• _TASK_: Can you copy out every one of the rows below word for word, leaving out the pictures?

• _LISTING_:
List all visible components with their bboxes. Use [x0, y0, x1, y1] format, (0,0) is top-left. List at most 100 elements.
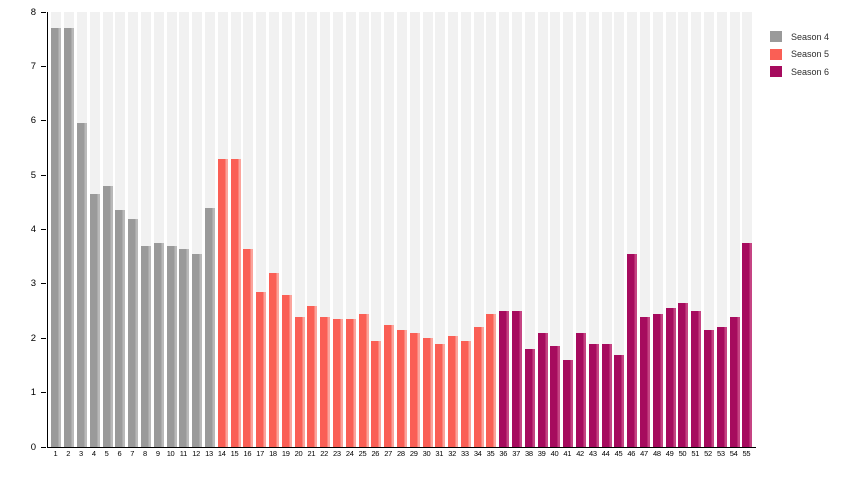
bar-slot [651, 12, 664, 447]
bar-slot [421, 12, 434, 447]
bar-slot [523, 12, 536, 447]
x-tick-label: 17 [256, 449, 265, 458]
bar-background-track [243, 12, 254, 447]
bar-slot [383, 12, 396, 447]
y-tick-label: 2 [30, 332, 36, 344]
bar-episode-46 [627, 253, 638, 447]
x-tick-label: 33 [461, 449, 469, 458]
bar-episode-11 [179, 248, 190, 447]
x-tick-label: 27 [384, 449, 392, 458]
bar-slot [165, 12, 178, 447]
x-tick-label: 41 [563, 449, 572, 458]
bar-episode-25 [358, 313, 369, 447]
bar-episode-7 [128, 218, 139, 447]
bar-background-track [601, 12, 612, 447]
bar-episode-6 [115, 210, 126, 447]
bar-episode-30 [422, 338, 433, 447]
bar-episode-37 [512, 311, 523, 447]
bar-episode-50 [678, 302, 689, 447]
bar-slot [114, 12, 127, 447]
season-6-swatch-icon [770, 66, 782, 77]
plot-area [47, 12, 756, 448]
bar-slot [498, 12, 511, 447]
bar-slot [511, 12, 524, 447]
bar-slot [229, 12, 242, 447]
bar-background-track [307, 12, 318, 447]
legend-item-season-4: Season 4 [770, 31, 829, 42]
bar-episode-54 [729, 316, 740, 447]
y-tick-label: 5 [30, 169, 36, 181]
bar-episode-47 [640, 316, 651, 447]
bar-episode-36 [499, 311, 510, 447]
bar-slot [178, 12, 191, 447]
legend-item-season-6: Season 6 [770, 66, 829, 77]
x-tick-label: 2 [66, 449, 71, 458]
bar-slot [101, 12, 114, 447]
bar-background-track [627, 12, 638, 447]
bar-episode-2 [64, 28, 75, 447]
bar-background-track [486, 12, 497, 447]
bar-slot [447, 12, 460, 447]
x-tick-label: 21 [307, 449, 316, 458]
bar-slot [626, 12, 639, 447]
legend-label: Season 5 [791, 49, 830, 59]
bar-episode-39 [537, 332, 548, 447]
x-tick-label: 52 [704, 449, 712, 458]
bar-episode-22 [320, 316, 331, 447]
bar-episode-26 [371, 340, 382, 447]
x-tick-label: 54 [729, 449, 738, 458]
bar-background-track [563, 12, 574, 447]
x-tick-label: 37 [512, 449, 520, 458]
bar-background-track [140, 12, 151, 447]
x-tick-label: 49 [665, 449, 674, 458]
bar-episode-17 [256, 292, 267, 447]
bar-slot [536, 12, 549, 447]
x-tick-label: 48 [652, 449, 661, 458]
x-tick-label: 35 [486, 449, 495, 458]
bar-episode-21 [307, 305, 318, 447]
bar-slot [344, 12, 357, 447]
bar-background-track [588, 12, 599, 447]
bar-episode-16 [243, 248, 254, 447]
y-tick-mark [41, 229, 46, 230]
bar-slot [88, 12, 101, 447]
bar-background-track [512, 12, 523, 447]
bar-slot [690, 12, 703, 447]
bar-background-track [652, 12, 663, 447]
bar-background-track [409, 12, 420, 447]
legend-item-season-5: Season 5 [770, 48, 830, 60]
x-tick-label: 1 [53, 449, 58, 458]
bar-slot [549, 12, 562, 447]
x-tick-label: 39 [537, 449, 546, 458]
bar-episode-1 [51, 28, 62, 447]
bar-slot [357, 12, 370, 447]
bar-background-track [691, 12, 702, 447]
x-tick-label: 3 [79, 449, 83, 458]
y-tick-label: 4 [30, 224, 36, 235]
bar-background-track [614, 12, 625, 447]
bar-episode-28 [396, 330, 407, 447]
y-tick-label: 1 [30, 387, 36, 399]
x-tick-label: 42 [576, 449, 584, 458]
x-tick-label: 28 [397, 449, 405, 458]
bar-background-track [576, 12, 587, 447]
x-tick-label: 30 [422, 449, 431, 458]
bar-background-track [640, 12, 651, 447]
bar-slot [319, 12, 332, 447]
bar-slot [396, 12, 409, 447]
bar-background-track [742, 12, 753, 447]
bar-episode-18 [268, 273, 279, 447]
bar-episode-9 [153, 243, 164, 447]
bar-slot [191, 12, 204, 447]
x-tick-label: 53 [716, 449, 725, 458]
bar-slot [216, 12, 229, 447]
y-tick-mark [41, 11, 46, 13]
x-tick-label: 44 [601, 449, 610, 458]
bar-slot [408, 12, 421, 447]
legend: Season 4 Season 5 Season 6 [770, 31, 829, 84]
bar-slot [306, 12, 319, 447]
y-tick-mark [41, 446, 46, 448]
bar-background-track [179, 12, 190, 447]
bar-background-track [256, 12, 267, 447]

• _ANSWER FOR THE TASK_:
List all visible components with their bboxes. Use [x0, y0, x1, y1] format, (0,0) is top-left. List at most 100 elements.
bar-slot [651, 12, 664, 447]
bar-slot [421, 12, 434, 447]
bar-slot [523, 12, 536, 447]
x-tick-label: 17 [256, 449, 265, 458]
bar-background-track [243, 12, 254, 447]
bar-slot [383, 12, 396, 447]
y-tick-label: 2 [30, 332, 36, 344]
bar-episode-46 [627, 253, 638, 447]
x-tick-label: 33 [461, 449, 469, 458]
bar-episode-11 [179, 248, 190, 447]
x-tick-label: 27 [384, 449, 392, 458]
bar-slot [165, 12, 178, 447]
x-tick-label: 41 [563, 449, 572, 458]
bar-episode-25 [358, 313, 369, 447]
bar-episode-7 [128, 218, 139, 447]
bar-background-track [601, 12, 612, 447]
bar-episode-6 [115, 210, 126, 447]
bar-episode-30 [422, 338, 433, 447]
bar-episode-37 [512, 311, 523, 447]
bar-episode-50 [678, 302, 689, 447]
bar-slot [114, 12, 127, 447]
season-6-swatch-icon [770, 66, 782, 77]
plot-area [47, 12, 756, 448]
bar-slot [498, 12, 511, 447]
bar-slot [511, 12, 524, 447]
bar-slot [229, 12, 242, 447]
bar-background-track [307, 12, 318, 447]
legend-item-season-4: Season 4 [770, 31, 829, 42]
bar-episode-54 [729, 316, 740, 447]
y-tick-label: 5 [30, 169, 36, 181]
bar-episode-47 [640, 316, 651, 447]
bar-episode-36 [499, 311, 510, 447]
bar-slot [178, 12, 191, 447]
legend-item-season-6: Season 6 [770, 66, 829, 77]
x-tick-label: 2 [66, 449, 71, 458]
bar-slot [101, 12, 114, 447]
bar-background-track [627, 12, 638, 447]
bar-episode-2 [64, 28, 75, 447]
bar-background-track [486, 12, 497, 447]
bar-slot [447, 12, 460, 447]
x-tick-label: 21 [307, 449, 316, 458]
bar-slot [626, 12, 639, 447]
legend-label: Season 5 [791, 49, 830, 59]
bar-episode-39 [537, 332, 548, 447]
x-tick-label: 52 [704, 449, 712, 458]
bar-episode-22 [320, 316, 331, 447]
bar-episode-26 [371, 340, 382, 447]
x-tick-label: 54 [729, 449, 738, 458]
bar-background-track [563, 12, 574, 447]
x-tick-label: 37 [512, 449, 520, 458]
bar-background-track [140, 12, 151, 447]
x-tick-label: 49 [665, 449, 674, 458]
bar-episode-17 [256, 292, 267, 447]
bar-slot [536, 12, 549, 447]
x-tick-label: 48 [652, 449, 661, 458]
x-tick-label: 35 [486, 449, 495, 458]
bar-episode-21 [307, 305, 318, 447]
bar-slot [344, 12, 357, 447]
bar-background-track [588, 12, 599, 447]
bar-episode-16 [243, 248, 254, 447]
y-tick-mark [41, 229, 46, 230]
bar-slot [88, 12, 101, 447]
bar-background-track [512, 12, 523, 447]
bar-slot [690, 12, 703, 447]
bar-background-track [652, 12, 663, 447]
bar-background-track [409, 12, 420, 447]
legend-item-season-5: Season 5 [770, 48, 830, 60]
x-tick-label: 1 [53, 449, 58, 458]
bar-slot [549, 12, 562, 447]
x-tick-label: 39 [537, 449, 546, 458]
bar-episode-1 [51, 28, 62, 447]
bar-slot [357, 12, 370, 447]
bar-background-track [691, 12, 702, 447]
x-tick-label: 3 [79, 449, 83, 458]
y-tick-label: 4 [30, 224, 36, 235]
bar-background-track [614, 12, 625, 447]
bar-episode-28 [396, 330, 407, 447]
y-tick-label: 1 [30, 387, 36, 399]
x-tick-label: 42 [576, 449, 584, 458]
x-tick-label: 28 [397, 449, 405, 458]
bar-background-track [576, 12, 587, 447]
x-tick-label: 30 [422, 449, 431, 458]
bar-background-track [640, 12, 651, 447]
bar-slot [319, 12, 332, 447]
bar-slot [396, 12, 409, 447]
bar-background-track [742, 12, 753, 447]
bar-episode-18 [268, 273, 279, 447]
bar-episode-9 [153, 243, 164, 447]
bar-slot [191, 12, 204, 447]
x-tick-label: 53 [716, 449, 725, 458]
bar-slot [216, 12, 229, 447]
y-tick-mark [41, 11, 46, 13]
x-tick-label: 44 [601, 449, 610, 458]
bar-slot [408, 12, 421, 447]
legend: Season 4 Season 5 Season 6 [770, 31, 829, 84]
bar-slot [306, 12, 319, 447]
y-tick-mark [41, 446, 46, 448]
bar-background-track [179, 12, 190, 447]
bar-background-track [256, 12, 267, 447]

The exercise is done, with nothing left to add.